Leave out the pictures and reproduce all of the data exactly.

[Start Input data]

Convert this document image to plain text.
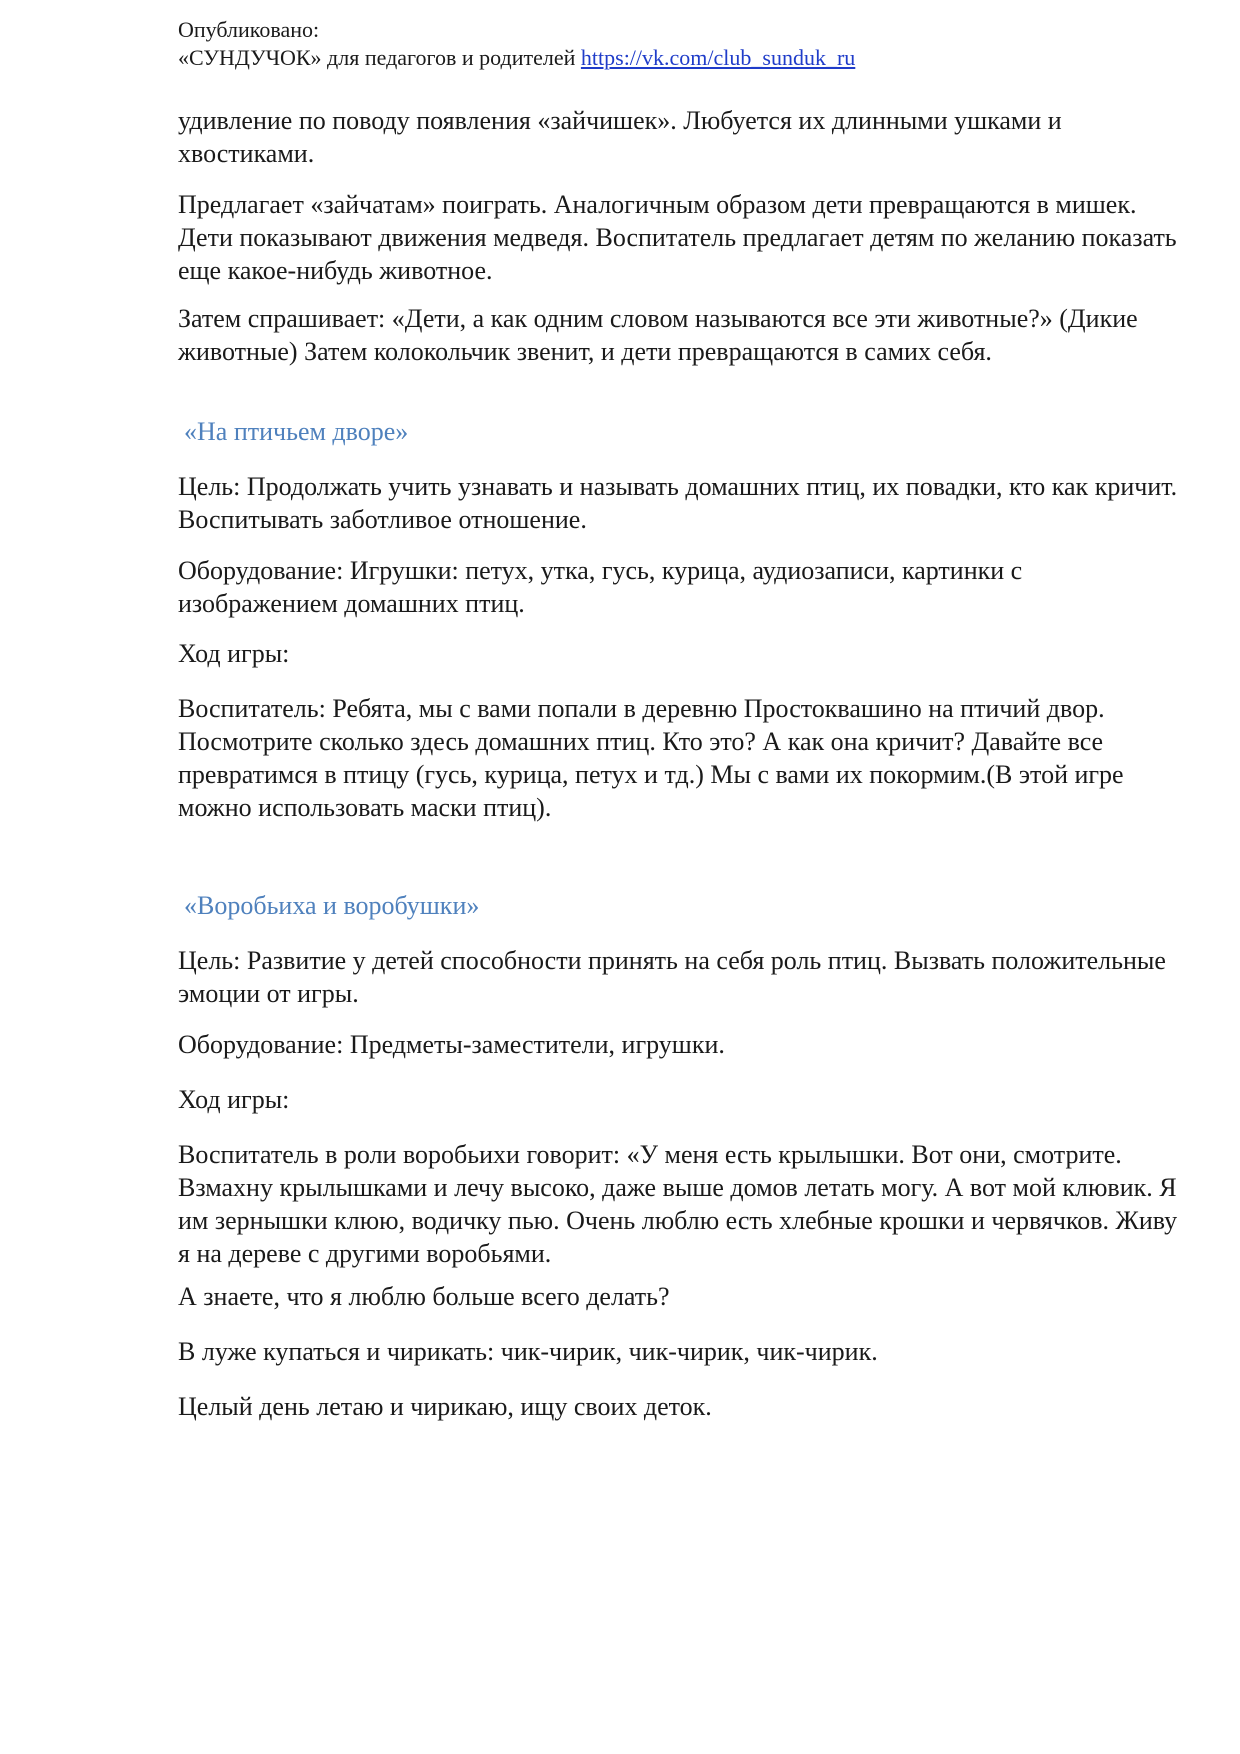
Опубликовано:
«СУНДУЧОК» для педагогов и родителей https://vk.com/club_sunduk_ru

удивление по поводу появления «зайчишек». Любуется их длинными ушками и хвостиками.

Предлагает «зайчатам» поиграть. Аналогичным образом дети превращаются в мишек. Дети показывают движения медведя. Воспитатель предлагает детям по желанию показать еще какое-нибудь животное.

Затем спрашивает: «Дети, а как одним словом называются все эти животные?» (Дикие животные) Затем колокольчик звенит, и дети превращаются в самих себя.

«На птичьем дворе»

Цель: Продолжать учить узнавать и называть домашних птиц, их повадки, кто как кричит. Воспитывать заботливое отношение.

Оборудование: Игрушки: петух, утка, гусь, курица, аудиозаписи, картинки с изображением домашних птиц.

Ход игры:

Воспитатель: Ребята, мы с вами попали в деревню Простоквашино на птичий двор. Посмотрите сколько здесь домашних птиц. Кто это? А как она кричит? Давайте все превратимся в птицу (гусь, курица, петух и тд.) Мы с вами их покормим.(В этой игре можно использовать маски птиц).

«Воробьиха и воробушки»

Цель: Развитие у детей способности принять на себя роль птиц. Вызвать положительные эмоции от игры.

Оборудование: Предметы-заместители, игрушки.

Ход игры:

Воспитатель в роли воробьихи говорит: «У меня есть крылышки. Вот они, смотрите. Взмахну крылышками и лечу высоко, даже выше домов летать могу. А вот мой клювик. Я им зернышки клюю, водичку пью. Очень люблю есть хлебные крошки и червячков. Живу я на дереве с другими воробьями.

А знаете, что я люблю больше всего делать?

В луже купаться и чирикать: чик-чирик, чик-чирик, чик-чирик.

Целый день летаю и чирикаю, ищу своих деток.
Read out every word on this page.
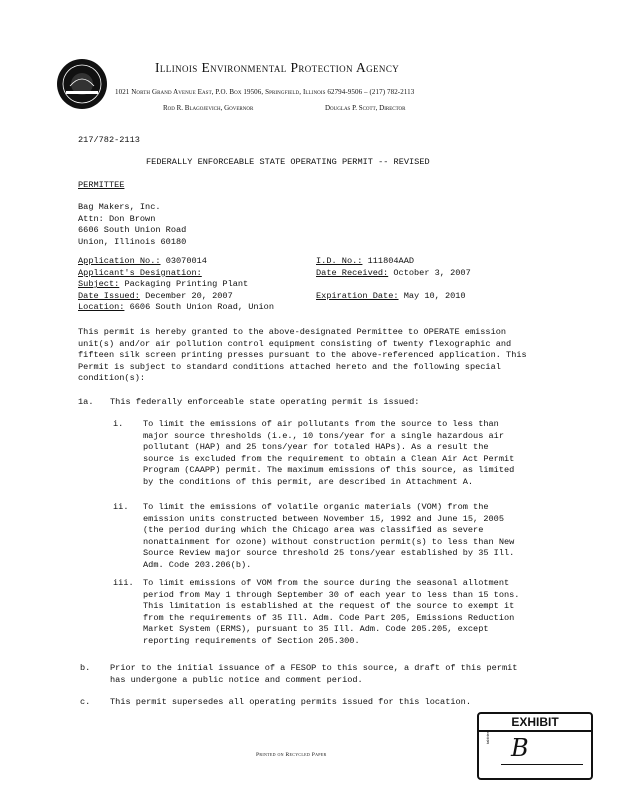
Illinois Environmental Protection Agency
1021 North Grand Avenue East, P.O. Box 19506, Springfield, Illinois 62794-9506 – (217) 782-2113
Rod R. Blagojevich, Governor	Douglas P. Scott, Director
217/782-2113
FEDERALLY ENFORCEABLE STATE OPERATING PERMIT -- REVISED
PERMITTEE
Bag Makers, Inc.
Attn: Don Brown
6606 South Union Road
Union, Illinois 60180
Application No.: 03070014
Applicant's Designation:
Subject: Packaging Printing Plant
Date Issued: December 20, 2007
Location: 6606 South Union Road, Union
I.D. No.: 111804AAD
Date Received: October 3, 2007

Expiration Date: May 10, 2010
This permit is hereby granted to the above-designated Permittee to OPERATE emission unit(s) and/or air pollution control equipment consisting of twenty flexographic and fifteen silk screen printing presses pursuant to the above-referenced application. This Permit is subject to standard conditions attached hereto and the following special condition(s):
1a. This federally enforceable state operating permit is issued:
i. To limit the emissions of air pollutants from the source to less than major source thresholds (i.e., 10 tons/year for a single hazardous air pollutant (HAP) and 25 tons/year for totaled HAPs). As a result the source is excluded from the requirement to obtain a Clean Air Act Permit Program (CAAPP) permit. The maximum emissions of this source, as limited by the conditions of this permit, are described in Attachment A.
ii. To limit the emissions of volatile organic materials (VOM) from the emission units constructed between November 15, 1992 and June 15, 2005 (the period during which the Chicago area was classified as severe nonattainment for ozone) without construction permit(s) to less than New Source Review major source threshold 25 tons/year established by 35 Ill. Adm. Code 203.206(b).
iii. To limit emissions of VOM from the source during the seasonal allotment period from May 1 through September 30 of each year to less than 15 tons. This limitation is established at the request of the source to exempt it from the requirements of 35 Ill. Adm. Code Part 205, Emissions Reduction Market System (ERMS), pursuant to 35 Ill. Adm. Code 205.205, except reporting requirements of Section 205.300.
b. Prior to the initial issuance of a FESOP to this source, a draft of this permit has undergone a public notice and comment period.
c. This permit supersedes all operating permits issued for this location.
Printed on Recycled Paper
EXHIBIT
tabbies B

[End Input data]

* Output of the task *
Convert this document image to plain text.
Опубликовано:
«СУНДУЧОК» для педагогов и родителей https://vk.com/club_sunduk_ru

удивление по поводу появления «зайчишек». Любуется их длинными ушками и хвостиками.

Предлагает «зайчатам» поиграть. Аналогичным образом дети превращаются в мишек. Дети показывают движения медведя. Воспитатель предлагает детям по желанию показать еще какое-нибудь животное.

Затем спрашивает: «Дети, а как одним словом называются все эти животные?» (Дикие животные) Затем колокольчик звенит, и дети превращаются в самих себя.

«На птичьем дворе»

Цель: Продолжать учить узнавать и называть домашних птиц, их повадки, кто как кричит. Воспитывать заботливое отношение.

Оборудование: Игрушки: петух, утка, гусь, курица, аудиозаписи, картинки с изображением домашних птиц.

Ход игры:

Воспитатель: Ребята, мы с вами попали в деревню Простоквашино на птичий двор. Посмотрите сколько здесь домашних птиц. Кто это? А как она кричит? Давайте все превратимся в птицу (гусь, курица, петух и тд.) Мы с вами их покормим.(В этой игре можно использовать маски птиц).

«Воробьиха и воробушки»

Цель: Развитие у детей способности принять на себя роль птиц. Вызвать положительные эмоции от игры.

Оборудование: Предметы-заместители, игрушки.

Ход игры:

Воспитатель в роли воробьихи говорит: «У меня есть крылышки. Вот они, смотрите. Взмахну крылышками и лечу высоко, даже выше домов летать могу. А вот мой клювик. Я им зернышки клюю, водичку пью. Очень люблю есть хлебные крошки и червячков. Живу я на дереве с другими воробьями.

А знаете, что я люблю больше всего делать?

В луже купаться и чирикать: чик-чирик, чик-чирик, чик-чирик.

Целый день летаю и чирикаю, ищу своих деток.
Read out every word on this page.
Illinois Environmental Protection Agency
1021 North Grand Avenue East, P.O. Box 19506, Springfield, Illinois 62794-9506 – (217) 782-2113
Rod R. Blagojevich, Governor	Douglas P. Scott, Director
217/782-2113
FEDERALLY ENFORCEABLE STATE OPERATING PERMIT -- REVISED
PERMITTEE
Bag Makers, Inc.
Attn: Don Brown
6606 South Union Road
Union, Illinois 60180
Application No.: 03070014
Applicant's Designation:
Subject: Packaging Printing Plant
Date Issued: December 20, 2007
Location: 6606 South Union Road, Union
I.D. No.: 111804AAD
Date Received: October 3, 2007

Expiration Date: May 10, 2010
This permit is hereby granted to the above-designated Permittee to OPERATE emission unit(s) and/or air pollution control equipment consisting of twenty flexographic and fifteen silk screen printing presses pursuant to the above-referenced application. This Permit is subject to standard conditions attached hereto and the following special condition(s):
1a. This federally enforceable state operating permit is issued:
i. To limit the emissions of air pollutants from the source to less than major source thresholds (i.e., 10 tons/year for a single hazardous air pollutant (HAP) and 25 tons/year for totaled HAPs). As a result the source is excluded from the requirement to obtain a Clean Air Act Permit Program (CAAPP) permit. The maximum emissions of this source, as limited by the conditions of this permit, are described in Attachment A.
ii. To limit the emissions of volatile organic materials (VOM) from the emission units constructed between November 15, 1992 and June 15, 2005 (the period during which the Chicago area was classified as severe nonattainment for ozone) without construction permit(s) to less than New Source Review major source threshold 25 tons/year established by 35 Ill. Adm. Code 203.206(b).
iii. To limit emissions of VOM from the source during the seasonal allotment period from May 1 through September 30 of each year to less than 15 tons. This limitation is established at the request of the source to exempt it from the requirements of 35 Ill. Adm. Code Part 205, Emissions Reduction Market System (ERMS), pursuant to 35 Ill. Adm. Code 205.205, except reporting requirements of Section 205.300.
b. Prior to the initial issuance of a FESOP to this source, a draft of this permit has undergone a public notice and comment period.
c. This permit supersedes all operating permits issued for this location.
Printed on Recycled Paper
EXHIBIT
tabbies B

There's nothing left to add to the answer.